:: SET PROBLEM ::
Copy out each line of the data that holds the word "Female".

:: RAW RECORDS ::
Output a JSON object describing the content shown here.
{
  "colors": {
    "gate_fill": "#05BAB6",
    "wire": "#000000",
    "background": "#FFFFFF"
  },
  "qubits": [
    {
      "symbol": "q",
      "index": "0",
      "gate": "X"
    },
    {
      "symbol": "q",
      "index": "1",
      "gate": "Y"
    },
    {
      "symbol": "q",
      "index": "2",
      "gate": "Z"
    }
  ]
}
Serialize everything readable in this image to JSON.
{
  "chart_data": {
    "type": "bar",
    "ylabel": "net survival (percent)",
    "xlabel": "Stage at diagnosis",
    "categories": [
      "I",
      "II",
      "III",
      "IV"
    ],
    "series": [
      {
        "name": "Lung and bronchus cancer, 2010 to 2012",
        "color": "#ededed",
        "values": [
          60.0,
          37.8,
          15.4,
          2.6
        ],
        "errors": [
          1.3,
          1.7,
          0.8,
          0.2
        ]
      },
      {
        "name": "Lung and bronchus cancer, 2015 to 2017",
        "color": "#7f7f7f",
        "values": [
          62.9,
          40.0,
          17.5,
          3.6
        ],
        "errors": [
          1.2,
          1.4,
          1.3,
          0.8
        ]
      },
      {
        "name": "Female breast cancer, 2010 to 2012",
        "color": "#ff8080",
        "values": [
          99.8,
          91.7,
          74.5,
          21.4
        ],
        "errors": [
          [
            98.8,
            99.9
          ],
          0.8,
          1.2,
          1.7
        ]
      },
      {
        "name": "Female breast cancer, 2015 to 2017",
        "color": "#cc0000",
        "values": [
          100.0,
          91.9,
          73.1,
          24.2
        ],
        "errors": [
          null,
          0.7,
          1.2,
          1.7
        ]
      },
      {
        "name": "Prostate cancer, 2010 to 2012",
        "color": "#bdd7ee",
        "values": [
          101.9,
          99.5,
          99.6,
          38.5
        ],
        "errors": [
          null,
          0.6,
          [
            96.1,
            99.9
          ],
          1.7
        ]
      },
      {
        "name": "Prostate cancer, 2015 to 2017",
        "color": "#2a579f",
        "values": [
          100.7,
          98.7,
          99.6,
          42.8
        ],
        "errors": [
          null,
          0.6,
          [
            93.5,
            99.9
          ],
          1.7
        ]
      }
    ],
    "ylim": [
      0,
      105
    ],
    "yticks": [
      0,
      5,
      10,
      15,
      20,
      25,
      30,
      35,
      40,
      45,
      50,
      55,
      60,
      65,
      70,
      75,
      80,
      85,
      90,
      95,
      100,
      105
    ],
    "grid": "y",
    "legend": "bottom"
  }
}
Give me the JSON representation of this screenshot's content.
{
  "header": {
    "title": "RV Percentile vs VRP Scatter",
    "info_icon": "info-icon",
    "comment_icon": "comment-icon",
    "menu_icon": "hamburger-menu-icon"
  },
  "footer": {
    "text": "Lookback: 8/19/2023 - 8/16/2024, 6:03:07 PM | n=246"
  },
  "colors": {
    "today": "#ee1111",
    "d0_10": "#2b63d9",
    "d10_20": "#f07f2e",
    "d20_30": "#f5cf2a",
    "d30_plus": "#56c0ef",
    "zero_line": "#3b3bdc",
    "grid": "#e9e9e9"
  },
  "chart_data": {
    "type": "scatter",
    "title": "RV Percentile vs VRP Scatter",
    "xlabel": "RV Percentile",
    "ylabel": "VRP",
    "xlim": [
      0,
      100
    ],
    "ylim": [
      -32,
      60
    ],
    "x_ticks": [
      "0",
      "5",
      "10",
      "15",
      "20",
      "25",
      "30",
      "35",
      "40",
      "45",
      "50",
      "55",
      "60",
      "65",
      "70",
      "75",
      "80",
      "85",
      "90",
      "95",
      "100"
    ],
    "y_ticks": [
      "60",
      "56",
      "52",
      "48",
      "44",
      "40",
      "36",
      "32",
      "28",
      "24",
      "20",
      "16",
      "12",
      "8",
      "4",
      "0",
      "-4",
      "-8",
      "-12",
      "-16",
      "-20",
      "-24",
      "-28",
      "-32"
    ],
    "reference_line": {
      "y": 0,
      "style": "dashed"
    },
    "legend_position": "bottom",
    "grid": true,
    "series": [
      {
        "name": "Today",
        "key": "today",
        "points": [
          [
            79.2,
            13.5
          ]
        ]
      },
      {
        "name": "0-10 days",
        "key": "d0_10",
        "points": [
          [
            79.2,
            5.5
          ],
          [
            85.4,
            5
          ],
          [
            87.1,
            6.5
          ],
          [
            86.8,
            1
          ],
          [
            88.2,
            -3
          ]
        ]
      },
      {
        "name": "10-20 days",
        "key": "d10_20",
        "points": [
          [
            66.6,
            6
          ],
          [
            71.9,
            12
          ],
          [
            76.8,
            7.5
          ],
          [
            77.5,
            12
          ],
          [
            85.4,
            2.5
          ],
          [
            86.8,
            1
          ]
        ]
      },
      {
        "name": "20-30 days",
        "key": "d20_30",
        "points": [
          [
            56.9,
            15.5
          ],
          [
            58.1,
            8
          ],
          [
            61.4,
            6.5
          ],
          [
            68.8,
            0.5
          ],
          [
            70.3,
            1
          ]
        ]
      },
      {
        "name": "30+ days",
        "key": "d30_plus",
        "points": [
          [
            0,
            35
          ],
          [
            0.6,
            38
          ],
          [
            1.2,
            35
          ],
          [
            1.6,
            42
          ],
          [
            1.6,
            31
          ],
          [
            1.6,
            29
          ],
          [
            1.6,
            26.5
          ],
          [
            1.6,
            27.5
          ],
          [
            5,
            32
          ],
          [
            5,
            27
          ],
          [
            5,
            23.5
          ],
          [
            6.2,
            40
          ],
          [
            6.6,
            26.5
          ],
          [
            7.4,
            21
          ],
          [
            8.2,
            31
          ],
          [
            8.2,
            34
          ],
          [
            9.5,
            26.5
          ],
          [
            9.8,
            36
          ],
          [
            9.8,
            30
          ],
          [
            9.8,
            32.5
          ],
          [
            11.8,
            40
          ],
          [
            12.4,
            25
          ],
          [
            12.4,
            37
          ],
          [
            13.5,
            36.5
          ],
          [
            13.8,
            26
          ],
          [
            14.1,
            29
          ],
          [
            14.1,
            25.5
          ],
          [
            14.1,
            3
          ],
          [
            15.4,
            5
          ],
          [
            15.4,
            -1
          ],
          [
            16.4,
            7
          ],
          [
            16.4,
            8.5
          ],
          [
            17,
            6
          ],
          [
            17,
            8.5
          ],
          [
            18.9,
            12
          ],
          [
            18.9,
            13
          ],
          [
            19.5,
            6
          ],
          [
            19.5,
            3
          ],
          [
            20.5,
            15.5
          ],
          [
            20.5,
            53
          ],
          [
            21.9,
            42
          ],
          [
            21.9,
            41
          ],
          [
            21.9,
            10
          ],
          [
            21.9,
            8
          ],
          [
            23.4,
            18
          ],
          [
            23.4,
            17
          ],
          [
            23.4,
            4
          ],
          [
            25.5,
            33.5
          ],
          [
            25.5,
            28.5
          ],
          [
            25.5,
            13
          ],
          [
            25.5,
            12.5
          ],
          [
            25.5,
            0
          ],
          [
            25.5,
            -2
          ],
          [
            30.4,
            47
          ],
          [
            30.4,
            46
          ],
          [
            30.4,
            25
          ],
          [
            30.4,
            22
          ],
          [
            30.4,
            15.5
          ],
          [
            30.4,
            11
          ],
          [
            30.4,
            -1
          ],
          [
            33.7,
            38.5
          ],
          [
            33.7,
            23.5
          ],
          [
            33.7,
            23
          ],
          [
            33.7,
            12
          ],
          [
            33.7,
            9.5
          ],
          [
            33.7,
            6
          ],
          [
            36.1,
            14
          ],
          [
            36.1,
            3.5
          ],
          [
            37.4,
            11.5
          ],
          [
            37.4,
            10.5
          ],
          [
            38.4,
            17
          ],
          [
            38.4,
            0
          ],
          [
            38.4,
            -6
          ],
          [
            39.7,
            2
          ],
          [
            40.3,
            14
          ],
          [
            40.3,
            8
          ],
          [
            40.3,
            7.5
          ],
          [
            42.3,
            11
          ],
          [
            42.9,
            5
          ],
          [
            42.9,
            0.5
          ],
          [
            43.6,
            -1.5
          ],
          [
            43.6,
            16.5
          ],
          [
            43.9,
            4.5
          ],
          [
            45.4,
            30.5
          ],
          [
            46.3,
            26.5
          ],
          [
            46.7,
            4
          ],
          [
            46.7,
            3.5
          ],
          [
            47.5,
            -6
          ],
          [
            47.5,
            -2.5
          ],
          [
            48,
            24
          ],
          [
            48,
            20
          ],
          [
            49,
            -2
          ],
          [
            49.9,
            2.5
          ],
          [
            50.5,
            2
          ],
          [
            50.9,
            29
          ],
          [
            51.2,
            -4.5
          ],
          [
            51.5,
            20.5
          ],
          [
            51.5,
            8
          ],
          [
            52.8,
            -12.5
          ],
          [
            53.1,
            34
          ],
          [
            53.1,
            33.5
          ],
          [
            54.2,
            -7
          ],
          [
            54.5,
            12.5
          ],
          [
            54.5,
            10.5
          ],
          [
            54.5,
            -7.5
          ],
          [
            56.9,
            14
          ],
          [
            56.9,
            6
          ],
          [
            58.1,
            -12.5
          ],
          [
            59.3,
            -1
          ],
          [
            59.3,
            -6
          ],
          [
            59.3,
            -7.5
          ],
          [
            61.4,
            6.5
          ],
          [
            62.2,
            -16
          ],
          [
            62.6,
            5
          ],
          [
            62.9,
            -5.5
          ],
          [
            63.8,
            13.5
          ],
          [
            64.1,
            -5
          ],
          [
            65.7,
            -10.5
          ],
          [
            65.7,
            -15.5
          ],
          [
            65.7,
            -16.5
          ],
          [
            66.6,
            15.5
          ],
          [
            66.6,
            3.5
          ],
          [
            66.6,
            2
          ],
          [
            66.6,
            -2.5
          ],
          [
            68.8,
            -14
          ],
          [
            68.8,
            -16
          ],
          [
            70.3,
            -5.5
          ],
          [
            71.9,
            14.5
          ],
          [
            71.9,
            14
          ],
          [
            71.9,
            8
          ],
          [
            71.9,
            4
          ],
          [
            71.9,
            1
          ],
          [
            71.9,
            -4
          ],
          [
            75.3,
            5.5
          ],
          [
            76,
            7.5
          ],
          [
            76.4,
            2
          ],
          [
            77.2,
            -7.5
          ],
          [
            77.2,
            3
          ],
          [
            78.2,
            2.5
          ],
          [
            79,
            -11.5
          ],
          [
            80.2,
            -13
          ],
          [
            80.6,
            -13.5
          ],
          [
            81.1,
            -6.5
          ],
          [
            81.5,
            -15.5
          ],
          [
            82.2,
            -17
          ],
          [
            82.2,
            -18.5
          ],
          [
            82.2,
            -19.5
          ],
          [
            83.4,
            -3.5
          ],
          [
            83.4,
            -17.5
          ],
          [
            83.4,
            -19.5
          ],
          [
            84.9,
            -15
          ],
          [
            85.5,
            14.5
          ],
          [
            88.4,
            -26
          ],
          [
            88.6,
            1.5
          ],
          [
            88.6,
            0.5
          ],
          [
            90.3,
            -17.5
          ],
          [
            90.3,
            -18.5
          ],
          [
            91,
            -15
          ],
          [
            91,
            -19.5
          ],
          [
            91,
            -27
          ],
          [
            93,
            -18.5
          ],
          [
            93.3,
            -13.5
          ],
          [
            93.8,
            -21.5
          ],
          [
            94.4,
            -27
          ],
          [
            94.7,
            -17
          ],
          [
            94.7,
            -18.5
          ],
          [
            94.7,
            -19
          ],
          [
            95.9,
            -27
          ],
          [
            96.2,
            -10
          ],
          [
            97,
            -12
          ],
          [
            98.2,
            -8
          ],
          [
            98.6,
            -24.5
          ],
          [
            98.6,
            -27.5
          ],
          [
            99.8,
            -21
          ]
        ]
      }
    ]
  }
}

:: ANSWER TO THIS EXERCISE ::
        "name": "Female breast cancer, 2010 to 2012",
        "name": "Female breast cancer, 2015 to 2017",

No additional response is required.